Return the listing below exactly, with the pictures dropped.

>> start Given data

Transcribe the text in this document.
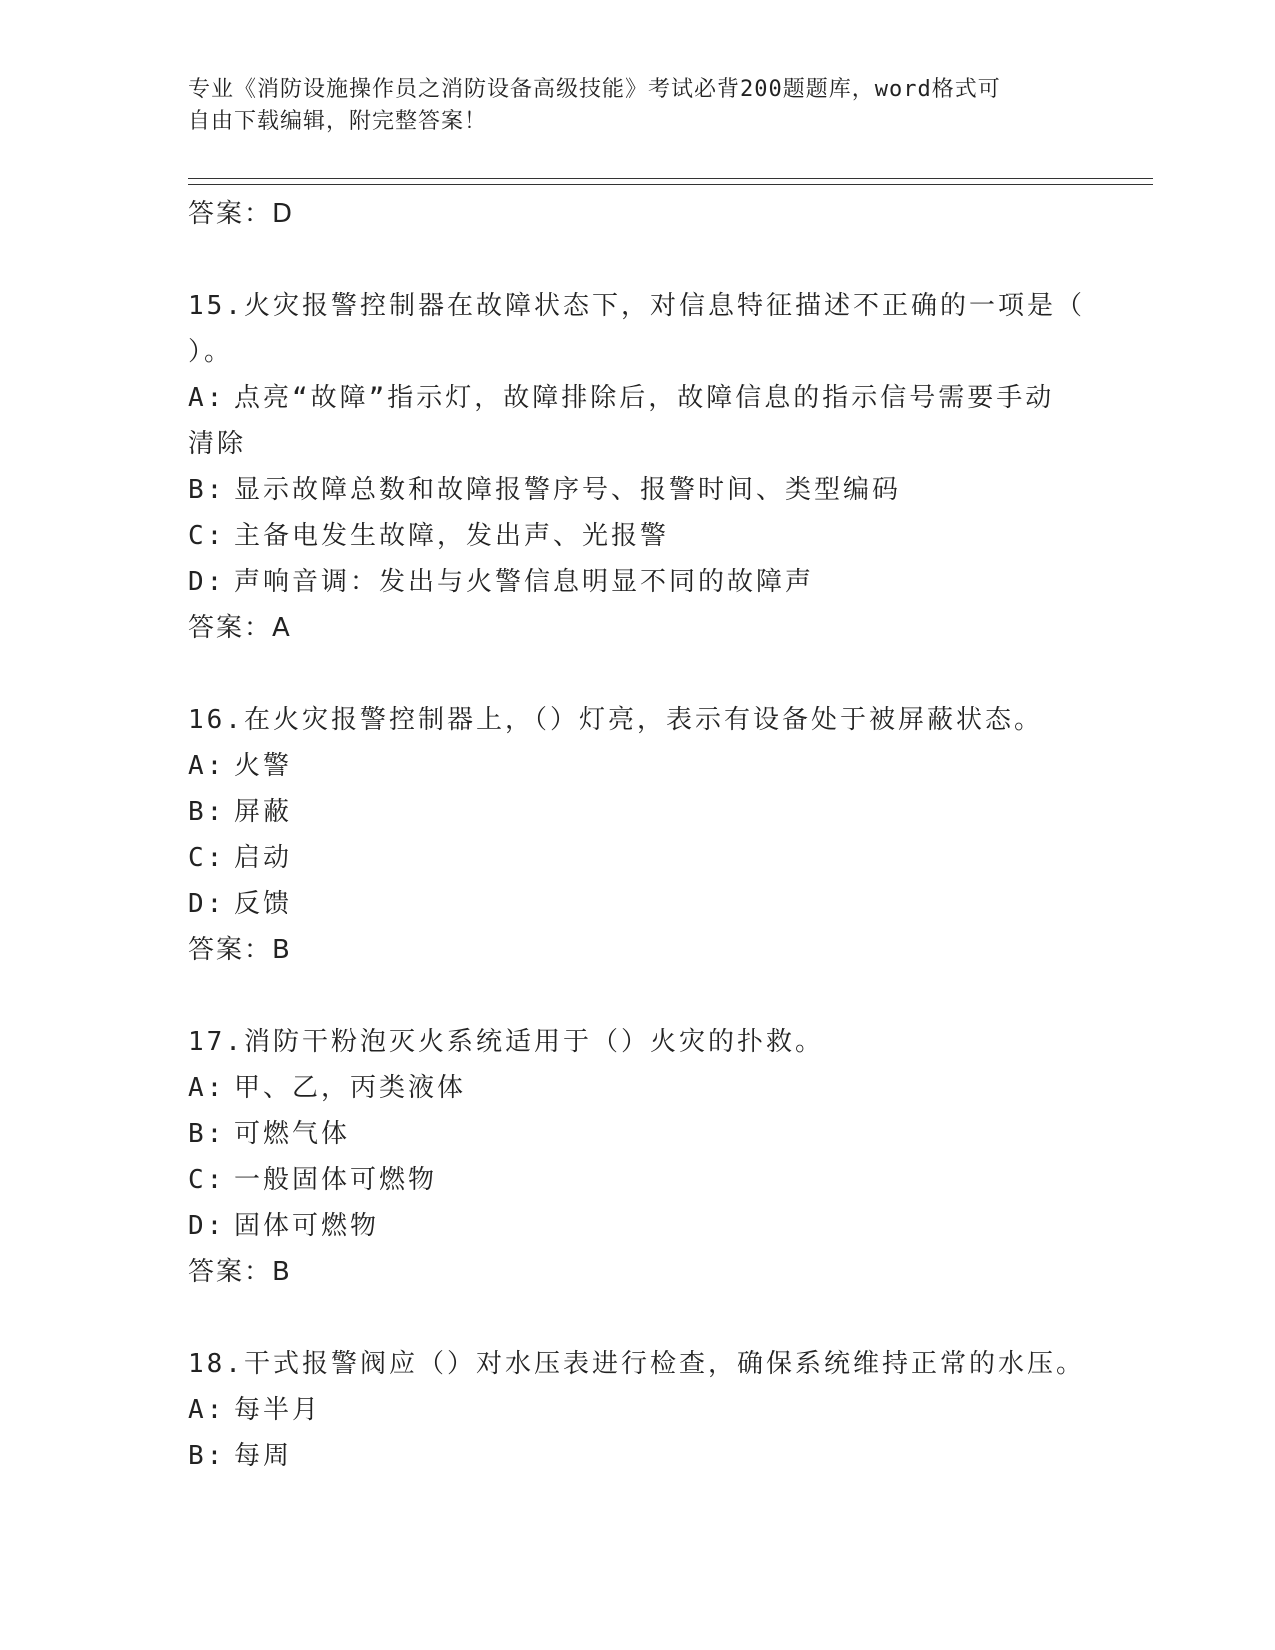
专业《消防设施操作员之消防设备高级技能》考试必背200题题库，word格式可
自由下载编辑，附完整答案！
答案：D
15.火灾报警控制器在故障状态下，对信息特征描述不正确的一项是（
）。
A: 点亮“故障”指示灯，故障排除后，故障信息的指示信号需要手动
清除
B: 显示故障总数和故障报警序号、报警时间、类型编码
C: 主备电发生故障，发出声、光报警
D: 声响音调：发出与火警信息明显不同的故障声
答案：A
16.在火灾报警控制器上，（）灯亮，表示有设备处于被屏蔽状态。
A: 火警
B: 屏蔽
C: 启动
D: 反馈
答案：B
17.消防干粉泡灭火系统适用于（）火灾的扑救。
A: 甲、乙，丙类液体
B: 可燃气体
C: 一般固体可燃物
D: 固体可燃物
答案：B
18.干式报警阀应（）对水压表进行检查，确保系统维持正常的水压。
A: 每半月
B: 每周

>> end Given data

■ Correct response ■
Transcribe the text in this document.
专业《消防设施操作员之消防设备高级技能》考试必背200题题库，word格式可
自由下载编辑，附完整答案！
答案：D
15.火灾报警控制器在故障状态下，对信息特征描述不正确的一项是（
）。
A: 点亮“故障”指示灯，故障排除后，故障信息的指示信号需要手动
清除
B: 显示故障总数和故障报警序号、报警时间、类型编码
C: 主备电发生故障，发出声、光报警
D: 声响音调：发出与火警信息明显不同的故障声
答案：A
16.在火灾报警控制器上，（）灯亮，表示有设备处于被屏蔽状态。
A: 火警
B: 屏蔽
C: 启动
D: 反馈
答案：B
17.消防干粉泡灭火系统适用于（）火灾的扑救。
A: 甲、乙，丙类液体
B: 可燃气体
C: 一般固体可燃物
D: 固体可燃物
答案：B
18.干式报警阀应（）对水压表进行检查，确保系统维持正常的水压。
A: 每半月
B: 每周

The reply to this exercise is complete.